» Prompt: Repeat each record below exactly, dropping the pictures.
## begin Given data
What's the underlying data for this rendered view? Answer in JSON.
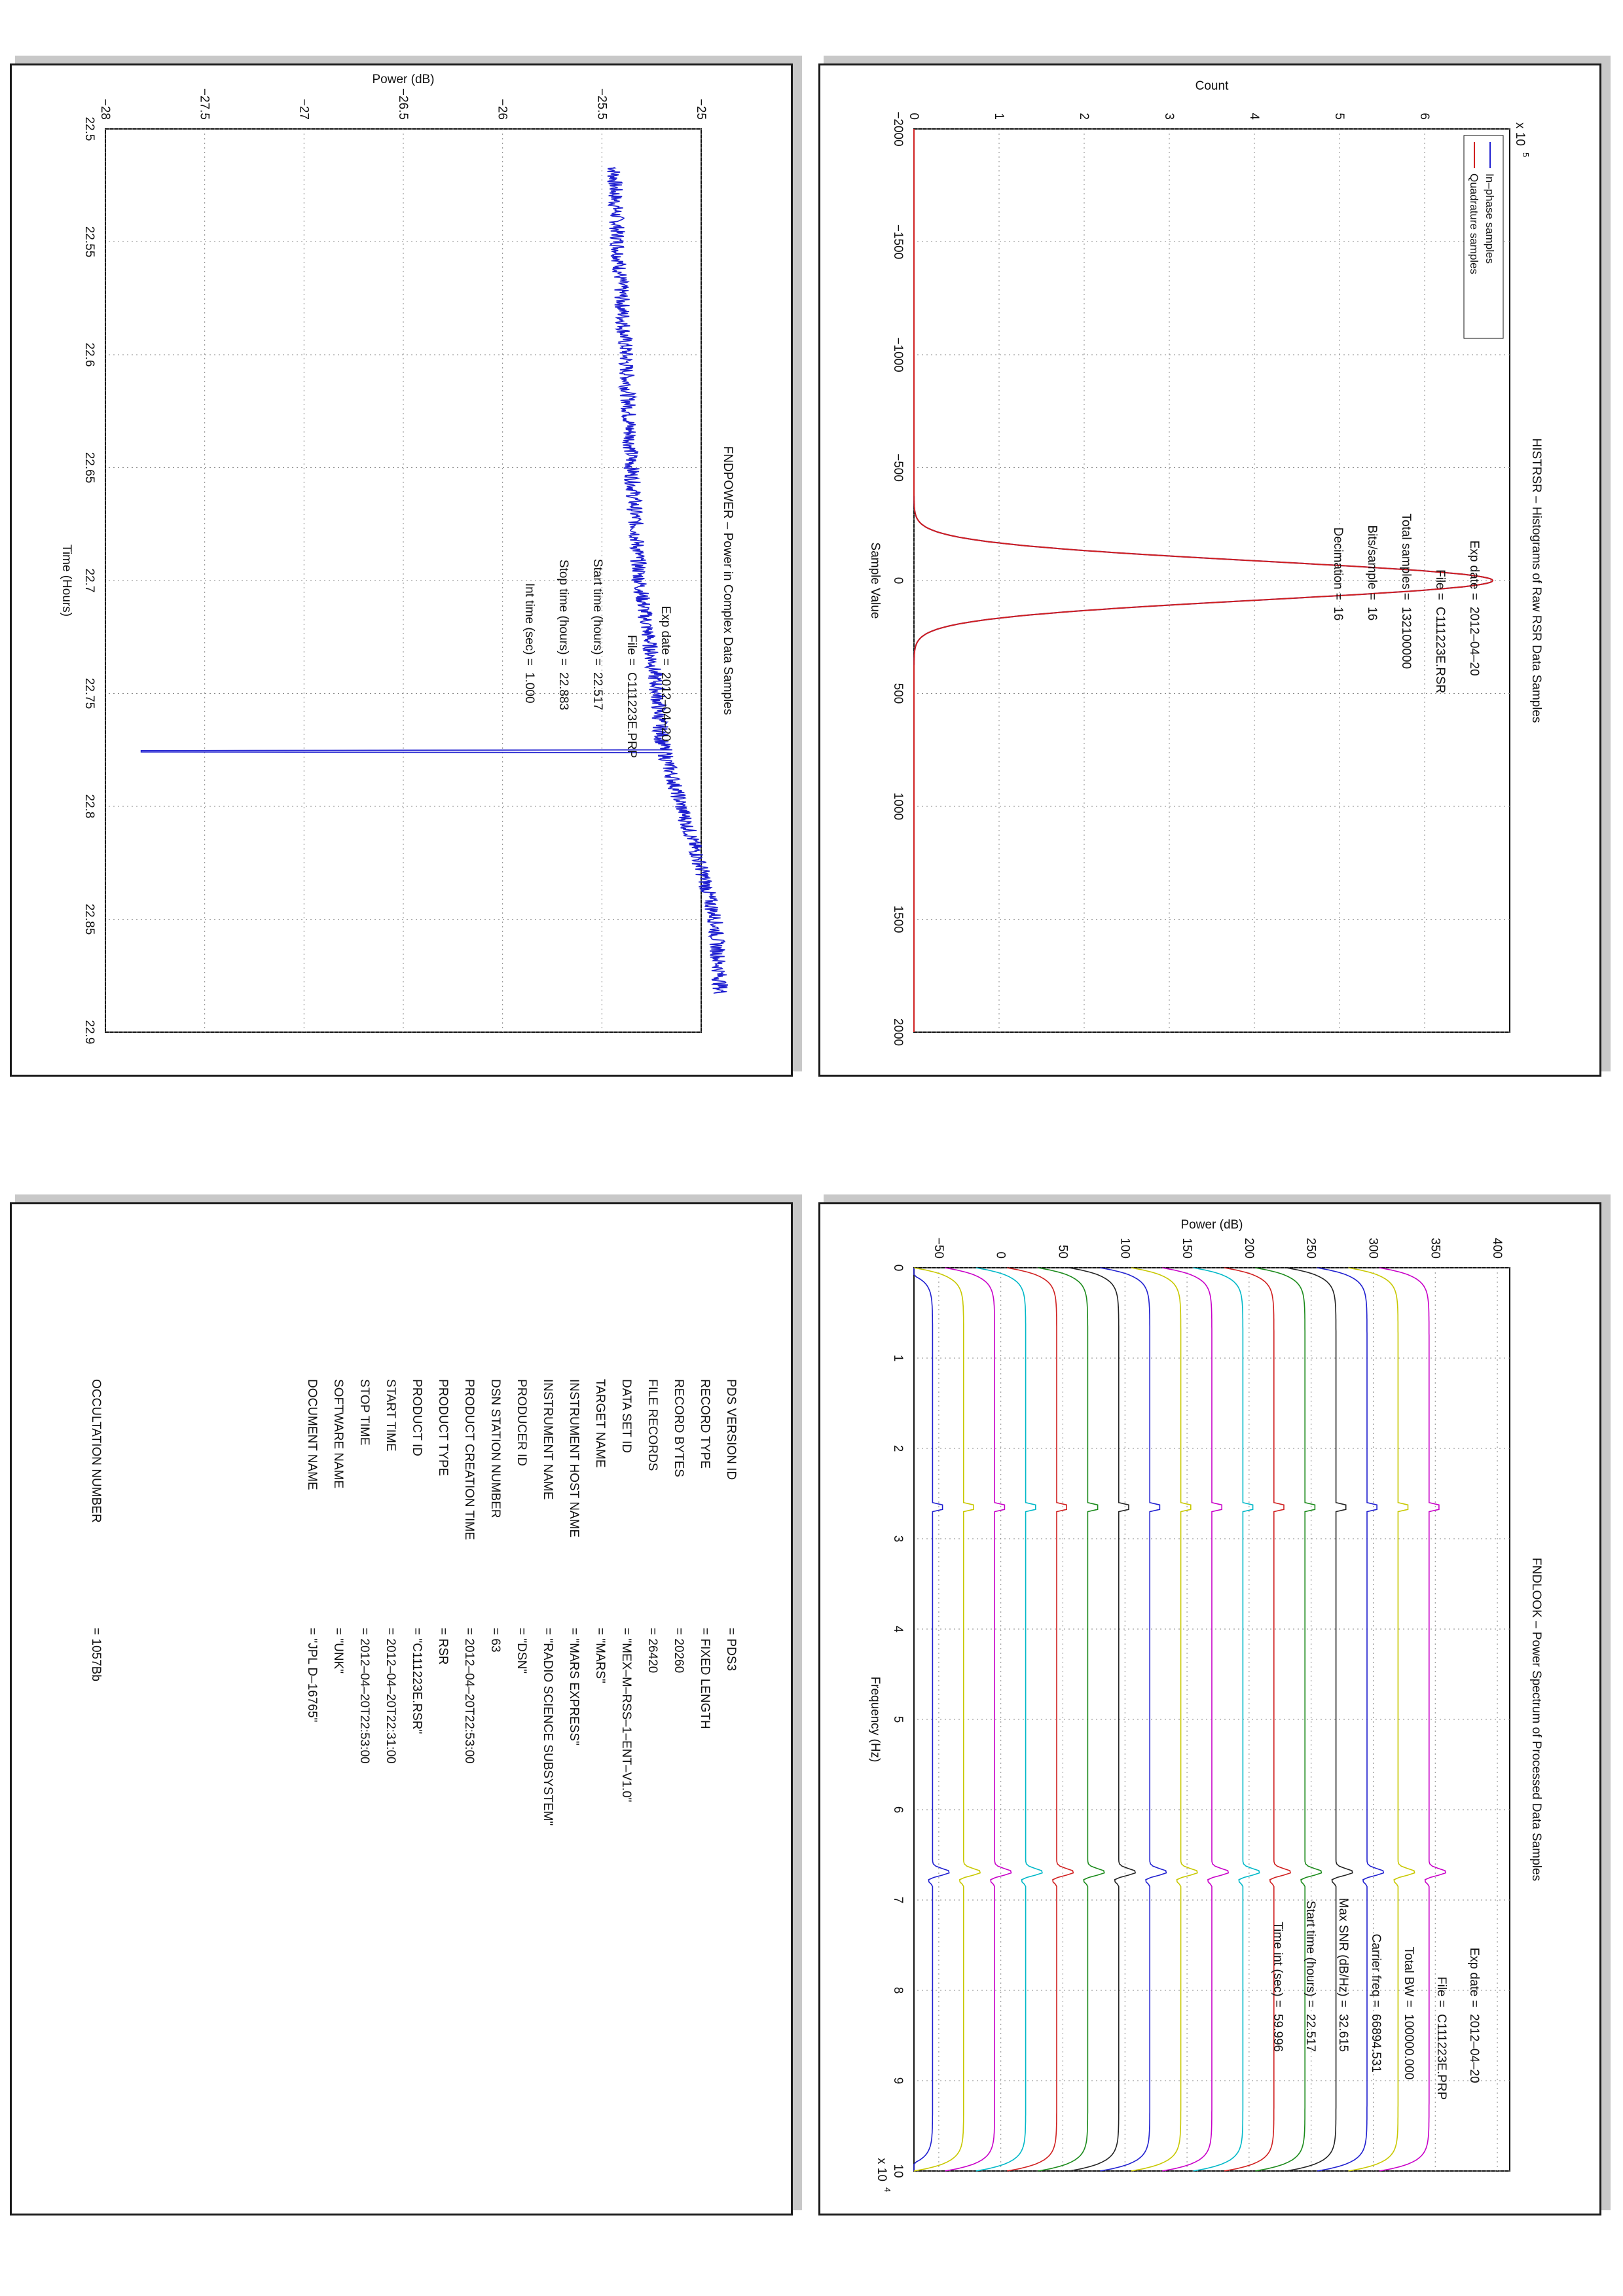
{
  "histogram": {
    "title": "HISTRSR – Histograms of Raw RSR Data Samples",
    "xlabel": "Sample Value",
    "ylabel": "Count",
    "y_exponent": "x 10",
    "y_exponent_power": "5",
    "legend": [
      "In–phase samples",
      "Quadrature samples"
    ],
    "colors": {
      "inphase": "#1f1fd0",
      "quadrature": "#d01f1f"
    },
    "info": [
      {
        "label": "Exp date =",
        "value": "2012–04–20"
      },
      {
        "label": "File =",
        "value": "C111223E.RSR"
      },
      {
        "label": "Total samples =",
        "value": "132100000"
      },
      {
        "label": "Bits/sample =",
        "value": "16"
      },
      {
        "label": "Decimation =",
        "value": "16"
      }
    ],
    "x_ticks": [
      "−2000",
      "−1500",
      "−1000",
      "−500",
      "0",
      "500",
      "1000",
      "1500",
      "2000"
    ],
    "y_ticks": [
      "0",
      "1",
      "2",
      "3",
      "4",
      "5",
      "6"
    ]
  },
  "fndpower": {
    "title": "FNDPOWER – Power in Complex Data Samples",
    "xlabel": "Time (Hours)",
    "ylabel": "Power (dB)",
    "info": [
      {
        "label": "Exp date =",
        "value": "2012–04–20"
      },
      {
        "label": "File =",
        "value": "C111223E.PRP"
      },
      {
        "label": "Start time (hours) =",
        "value": "22.517"
      },
      {
        "label": "Stop time (hours) =",
        "value": "22.883"
      },
      {
        "label": "Int time (sec) =",
        "value": "1.000"
      }
    ],
    "x_ticks": [
      "22.5",
      "22.55",
      "22.6",
      "22.65",
      "22.7",
      "22.75",
      "22.8",
      "22.85",
      "22.9"
    ],
    "y_ticks": [
      "−28",
      "−27.5",
      "−27",
      "−26.5",
      "−26",
      "−25.5",
      "−25"
    ]
  },
  "fndlook": {
    "title": "FNDLOOK – Power Spectrum of Processed Data Samples",
    "xlabel": "Frequency (Hz)",
    "ylabel": "Power (dB)",
    "x_exponent": "x 10",
    "x_exponent_power": "4",
    "info": [
      {
        "label": "Exp date =",
        "value": "2012–04–20"
      },
      {
        "label": "File =",
        "value": "C111223E.PRP"
      },
      {
        "label": "Total BW =",
        "value": "100000.000"
      },
      {
        "label": "Carrier freq =",
        "value": "66894.531"
      },
      {
        "label": "Max SNR (dB/Hz) =",
        "value": "32.615"
      },
      {
        "label": "Start time (hours) =",
        "value": "22.517"
      },
      {
        "label": "Time int (sec) =",
        "value": "59.996"
      }
    ],
    "x_ticks": [
      "0",
      "1",
      "2",
      "3",
      "4",
      "5",
      "6",
      "7",
      "8",
      "9",
      "10"
    ],
    "y_ticks": [
      "−50",
      "0",
      "50",
      "100",
      "150",
      "200",
      "250",
      "300",
      "350",
      "400"
    ],
    "colors": [
      "#1f1fd0",
      "#c8c800",
      "#c800c8",
      "#00b8c8",
      "#d01f1f",
      "#1a8a1a",
      "#222222"
    ]
  },
  "label_table": {
    "rows": [
      {
        "key": "PDS VERSION ID",
        "value": "= PDS3"
      },
      {
        "key": "RECORD TYPE",
        "value": "= FIXED LENGTH"
      },
      {
        "key": "RECORD BYTES",
        "value": "= 20260"
      },
      {
        "key": "FILE RECORDS",
        "value": "= 26420"
      },
      {
        "key": "DATA SET ID",
        "value": "= \"MEX–M–RSS–1–ENT–V1.0\""
      },
      {
        "key": "TARGET NAME",
        "value": "= \"MARS\""
      },
      {
        "key": "INSTRUMENT HOST NAME",
        "value": "= \"MARS EXPRESS\""
      },
      {
        "key": "INSTRUMENT NAME",
        "value": "= \"RADIO SCIENCE SUBSYSTEM\""
      },
      {
        "key": "PRODUCER ID",
        "value": "= \"DSN\""
      },
      {
        "key": "DSN STATION NUMBER",
        "value": "= 63"
      },
      {
        "key": "PRODUCT CREATION TIME",
        "value": "= 2012–04–20T22:53:00"
      },
      {
        "key": "PRODUCT TYPE",
        "value": "= RSR"
      },
      {
        "key": "PRODUCT ID",
        "value": "= \"C111223E.RSR\""
      },
      {
        "key": "START TIME",
        "value": "= 2012–04–20T22:31:00"
      },
      {
        "key": "STOP TIME",
        "value": "= 2012–04–20T22:53:00"
      },
      {
        "key": "SOFTWARE NAME",
        "value": "= \"UNK\""
      },
      {
        "key": "DOCUMENT NAME",
        "value": "= \"JPL D–16765\""
      }
    ],
    "occultation": {
      "key": "OCCULTATION NUMBER",
      "value": "= 1057Bb"
    }
  },
  "chart_data": [
    {
      "type": "line",
      "title": "HISTRSR – Histograms of Raw RSR Data Samples",
      "xlabel": "Sample Value",
      "ylabel": "Count",
      "xlim": [
        -2000,
        2000
      ],
      "ylim": [
        0,
        700000
      ],
      "series": [
        {
          "name": "In–phase samples",
          "shape": "gaussian",
          "peak": 680000,
          "center": 0,
          "sigma": 85
        },
        {
          "name": "Quadrature samples",
          "shape": "gaussian",
          "peak": 680000,
          "center": 0,
          "sigma": 85
        }
      ]
    },
    {
      "type": "line",
      "title": "FNDPOWER – Power in Complex Data Samples",
      "xlabel": "Time (Hours)",
      "ylabel": "Power (dB)",
      "xlim": [
        22.5,
        22.9
      ],
      "ylim": [
        -28,
        -25
      ],
      "series": [
        {
          "name": "",
          "x": [
            22.517,
            22.55,
            22.6,
            22.65,
            22.7,
            22.75,
            22.77,
            22.775,
            22.78,
            22.8,
            22.83,
            22.85,
            22.883
          ],
          "y": [
            -25.44,
            -25.42,
            -25.38,
            -25.35,
            -25.31,
            -25.22,
            -25.2,
            -27.82,
            -25.17,
            -25.1,
            -24.99,
            -24.93,
            -24.9
          ]
        }
      ]
    },
    {
      "type": "line",
      "title": "FNDLOOK – Power Spectrum of Processed Data Samples",
      "xlabel": "Frequency (Hz)",
      "ylabel": "Power (dB)",
      "xlim": [
        0,
        100000
      ],
      "ylim": [
        -70,
        410
      ],
      "series_offsets": [
        -55,
        -30,
        -5,
        20,
        45,
        70,
        95,
        120,
        145,
        170,
        195,
        220,
        245,
        270,
        295,
        320,
        345
      ],
      "carrier_freq": 66894.531,
      "spur_freq": 26500
    }
  ]
}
## end Given data
» Expected answer:
What's the underlying data for this rendered view? Answer in JSON.
{
  "histogram": {
    "title": "HISTRSR – Histograms of Raw RSR Data Samples",
    "xlabel": "Sample Value",
    "ylabel": "Count",
    "y_exponent": "x 10",
    "y_exponent_power": "5",
    "legend": [
      "In–phase samples",
      "Quadrature samples"
    ],
    "colors": {
      "inphase": "#1f1fd0",
      "quadrature": "#d01f1f"
    },
    "info": [
      {
        "label": "Exp date =",
        "value": "2012–04–20"
      },
      {
        "label": "File =",
        "value": "C111223E.RSR"
      },
      {
        "label": "Total samples =",
        "value": "132100000"
      },
      {
        "label": "Bits/sample =",
        "value": "16"
      },
      {
        "label": "Decimation =",
        "value": "16"
      }
    ],
    "x_ticks": [
      "−2000",
      "−1500",
      "−1000",
      "−500",
      "0",
      "500",
      "1000",
      "1500",
      "2000"
    ],
    "y_ticks": [
      "0",
      "1",
      "2",
      "3",
      "4",
      "5",
      "6"
    ]
  },
  "fndpower": {
    "title": "FNDPOWER – Power in Complex Data Samples",
    "xlabel": "Time (Hours)",
    "ylabel": "Power (dB)",
    "info": [
      {
        "label": "Exp date =",
        "value": "2012–04–20"
      },
      {
        "label": "File =",
        "value": "C111223E.PRP"
      },
      {
        "label": "Start time (hours) =",
        "value": "22.517"
      },
      {
        "label": "Stop time (hours) =",
        "value": "22.883"
      },
      {
        "label": "Int time (sec) =",
        "value": "1.000"
      }
    ],
    "x_ticks": [
      "22.5",
      "22.55",
      "22.6",
      "22.65",
      "22.7",
      "22.75",
      "22.8",
      "22.85",
      "22.9"
    ],
    "y_ticks": [
      "−28",
      "−27.5",
      "−27",
      "−26.5",
      "−26",
      "−25.5",
      "−25"
    ]
  },
  "fndlook": {
    "title": "FNDLOOK – Power Spectrum of Processed Data Samples",
    "xlabel": "Frequency (Hz)",
    "ylabel": "Power (dB)",
    "x_exponent": "x 10",
    "x_exponent_power": "4",
    "info": [
      {
        "label": "Exp date =",
        "value": "2012–04–20"
      },
      {
        "label": "File =",
        "value": "C111223E.PRP"
      },
      {
        "label": "Total BW =",
        "value": "100000.000"
      },
      {
        "label": "Carrier freq =",
        "value": "66894.531"
      },
      {
        "label": "Max SNR (dB/Hz) =",
        "value": "32.615"
      },
      {
        "label": "Start time (hours) =",
        "value": "22.517"
      },
      {
        "label": "Time int (sec) =",
        "value": "59.996"
      }
    ],
    "x_ticks": [
      "0",
      "1",
      "2",
      "3",
      "4",
      "5",
      "6",
      "7",
      "8",
      "9",
      "10"
    ],
    "y_ticks": [
      "−50",
      "0",
      "50",
      "100",
      "150",
      "200",
      "250",
      "300",
      "350",
      "400"
    ],
    "colors": [
      "#1f1fd0",
      "#c8c800",
      "#c800c8",
      "#00b8c8",
      "#d01f1f",
      "#1a8a1a",
      "#222222"
    ]
  },
  "label_table": {
    "rows": [
      {
        "key": "PDS VERSION ID",
        "value": "= PDS3"
      },
      {
        "key": "RECORD TYPE",
        "value": "= FIXED LENGTH"
      },
      {
        "key": "RECORD BYTES",
        "value": "= 20260"
      },
      {
        "key": "FILE RECORDS",
        "value": "= 26420"
      },
      {
        "key": "DATA SET ID",
        "value": "= \"MEX–M–RSS–1–ENT–V1.0\""
      },
      {
        "key": "TARGET NAME",
        "value": "= \"MARS\""
      },
      {
        "key": "INSTRUMENT HOST NAME",
        "value": "= \"MARS EXPRESS\""
      },
      {
        "key": "INSTRUMENT NAME",
        "value": "= \"RADIO SCIENCE SUBSYSTEM\""
      },
      {
        "key": "PRODUCER ID",
        "value": "= \"DSN\""
      },
      {
        "key": "DSN STATION NUMBER",
        "value": "= 63"
      },
      {
        "key": "PRODUCT CREATION TIME",
        "value": "= 2012–04–20T22:53:00"
      },
      {
        "key": "PRODUCT TYPE",
        "value": "= RSR"
      },
      {
        "key": "PRODUCT ID",
        "value": "= \"C111223E.RSR\""
      },
      {
        "key": "START TIME",
        "value": "= 2012–04–20T22:31:00"
      },
      {
        "key": "STOP TIME",
        "value": "= 2012–04–20T22:53:00"
      },
      {
        "key": "SOFTWARE NAME",
        "value": "= \"UNK\""
      },
      {
        "key": "DOCUMENT NAME",
        "value": "= \"JPL D–16765\""
      }
    ],
    "occultation": {
      "key": "OCCULTATION NUMBER",
      "value": "= 1057Bb"
    }
  },
  "chart_data": [
    {
      "type": "line",
      "title": "HISTRSR – Histograms of Raw RSR Data Samples",
      "xlabel": "Sample Value",
      "ylabel": "Count",
      "xlim": [
        -2000,
        2000
      ],
      "ylim": [
        0,
        700000
      ],
      "series": [
        {
          "name": "In–phase samples",
          "shape": "gaussian",
          "peak": 680000,
          "center": 0,
          "sigma": 85
        },
        {
          "name": "Quadrature samples",
          "shape": "gaussian",
          "peak": 680000,
          "center": 0,
          "sigma": 85
        }
      ]
    },
    {
      "type": "line",
      "title": "FNDPOWER – Power in Complex Data Samples",
      "xlabel": "Time (Hours)",
      "ylabel": "Power (dB)",
      "xlim": [
        22.5,
        22.9
      ],
      "ylim": [
        -28,
        -25
      ],
      "series": [
        {
          "name": "",
          "x": [
            22.517,
            22.55,
            22.6,
            22.65,
            22.7,
            22.75,
            22.77,
            22.775,
            22.78,
            22.8,
            22.83,
            22.85,
            22.883
          ],
          "y": [
            -25.44,
            -25.42,
            -25.38,
            -25.35,
            -25.31,
            -25.22,
            -25.2,
            -27.82,
            -25.17,
            -25.1,
            -24.99,
            -24.93,
            -24.9
          ]
        }
      ]
    },
    {
      "type": "line",
      "title": "FNDLOOK – Power Spectrum of Processed Data Samples",
      "xlabel": "Frequency (Hz)",
      "ylabel": "Power (dB)",
      "xlim": [
        0,
        100000
      ],
      "ylim": [
        -70,
        410
      ],
      "series_offsets": [
        -55,
        -30,
        -5,
        20,
        45,
        70,
        95,
        120,
        145,
        170,
        195,
        220,
        245,
        270,
        295,
        320,
        345
      ],
      "carrier_freq": 66894.531,
      "spur_freq": 26500
    }
  ]
}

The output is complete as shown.